■ **PROMPT**: Reproduce all of the data exactly.
*** DATA LISTING ***
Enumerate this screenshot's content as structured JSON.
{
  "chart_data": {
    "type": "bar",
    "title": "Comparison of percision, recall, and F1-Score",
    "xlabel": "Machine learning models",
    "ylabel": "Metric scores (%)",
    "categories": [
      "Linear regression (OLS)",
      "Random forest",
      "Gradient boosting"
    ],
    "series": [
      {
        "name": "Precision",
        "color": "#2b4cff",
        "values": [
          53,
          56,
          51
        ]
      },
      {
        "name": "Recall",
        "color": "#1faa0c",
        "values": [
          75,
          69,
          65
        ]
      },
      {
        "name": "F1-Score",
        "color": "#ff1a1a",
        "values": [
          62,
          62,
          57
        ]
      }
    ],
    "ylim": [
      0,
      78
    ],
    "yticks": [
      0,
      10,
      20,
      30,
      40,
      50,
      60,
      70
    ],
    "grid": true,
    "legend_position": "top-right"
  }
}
***
■ **TASK ANSWER**:
Enumerate this screenshot's content as structured JSON.
{
  "chart_data": {
    "type": "bar",
    "title": "Comparison of percision, recall, and F1-Score",
    "xlabel": "Machine learning models",
    "ylabel": "Metric scores (%)",
    "categories": [
      "Linear regression (OLS)",
      "Random forest",
      "Gradient boosting"
    ],
    "series": [
      {
        "name": "Precision",
        "color": "#2b4cff",
        "values": [
          53,
          56,
          51
        ]
      },
      {
        "name": "Recall",
        "color": "#1faa0c",
        "values": [
          75,
          69,
          65
        ]
      },
      {
        "name": "F1-Score",
        "color": "#ff1a1a",
        "values": [
          62,
          62,
          57
        ]
      }
    ],
    "ylim": [
      0,
      78
    ],
    "yticks": [
      0,
      10,
      20,
      30,
      40,
      50,
      60,
      70
    ],
    "grid": true,
    "legend_position": "top-right"
  }
}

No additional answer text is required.